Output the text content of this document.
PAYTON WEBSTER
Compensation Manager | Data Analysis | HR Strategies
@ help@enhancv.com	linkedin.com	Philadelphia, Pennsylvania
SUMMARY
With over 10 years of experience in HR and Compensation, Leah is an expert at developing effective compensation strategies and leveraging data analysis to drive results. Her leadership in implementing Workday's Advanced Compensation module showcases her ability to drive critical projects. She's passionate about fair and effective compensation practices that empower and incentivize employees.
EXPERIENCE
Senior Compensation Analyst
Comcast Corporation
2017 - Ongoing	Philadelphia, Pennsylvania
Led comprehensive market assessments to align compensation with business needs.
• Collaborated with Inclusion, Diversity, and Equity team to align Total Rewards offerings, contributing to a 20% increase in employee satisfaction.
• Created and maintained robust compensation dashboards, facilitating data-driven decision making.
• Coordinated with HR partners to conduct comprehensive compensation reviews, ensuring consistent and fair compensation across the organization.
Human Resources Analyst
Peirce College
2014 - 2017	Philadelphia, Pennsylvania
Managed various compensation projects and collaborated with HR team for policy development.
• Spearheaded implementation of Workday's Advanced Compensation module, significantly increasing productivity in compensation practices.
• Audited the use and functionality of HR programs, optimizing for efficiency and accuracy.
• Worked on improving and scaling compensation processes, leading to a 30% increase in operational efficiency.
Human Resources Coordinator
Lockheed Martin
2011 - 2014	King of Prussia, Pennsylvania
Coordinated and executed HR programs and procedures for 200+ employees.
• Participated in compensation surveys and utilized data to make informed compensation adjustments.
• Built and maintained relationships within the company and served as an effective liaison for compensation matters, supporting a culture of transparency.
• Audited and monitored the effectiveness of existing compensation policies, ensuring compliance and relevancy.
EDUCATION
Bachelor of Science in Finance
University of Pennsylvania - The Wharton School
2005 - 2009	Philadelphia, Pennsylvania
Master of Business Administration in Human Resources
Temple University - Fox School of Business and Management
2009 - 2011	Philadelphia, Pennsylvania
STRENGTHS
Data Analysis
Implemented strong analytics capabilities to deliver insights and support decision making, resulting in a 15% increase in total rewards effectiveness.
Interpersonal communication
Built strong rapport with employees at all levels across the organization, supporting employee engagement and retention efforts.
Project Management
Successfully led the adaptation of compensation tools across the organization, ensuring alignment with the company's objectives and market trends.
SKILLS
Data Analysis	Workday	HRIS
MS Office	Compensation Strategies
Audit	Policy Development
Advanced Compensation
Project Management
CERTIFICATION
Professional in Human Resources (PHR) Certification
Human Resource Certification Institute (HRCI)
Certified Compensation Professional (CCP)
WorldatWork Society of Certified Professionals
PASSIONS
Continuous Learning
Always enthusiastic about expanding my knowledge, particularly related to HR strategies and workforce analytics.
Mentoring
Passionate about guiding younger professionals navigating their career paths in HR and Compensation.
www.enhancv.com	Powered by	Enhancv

----

**THE EXERCISE:**
Copy out every line in the entries above that holds "Analyst".

**WRITTEN RESPONSE:**
Senior Compensation Analyst
Human Resources Analyst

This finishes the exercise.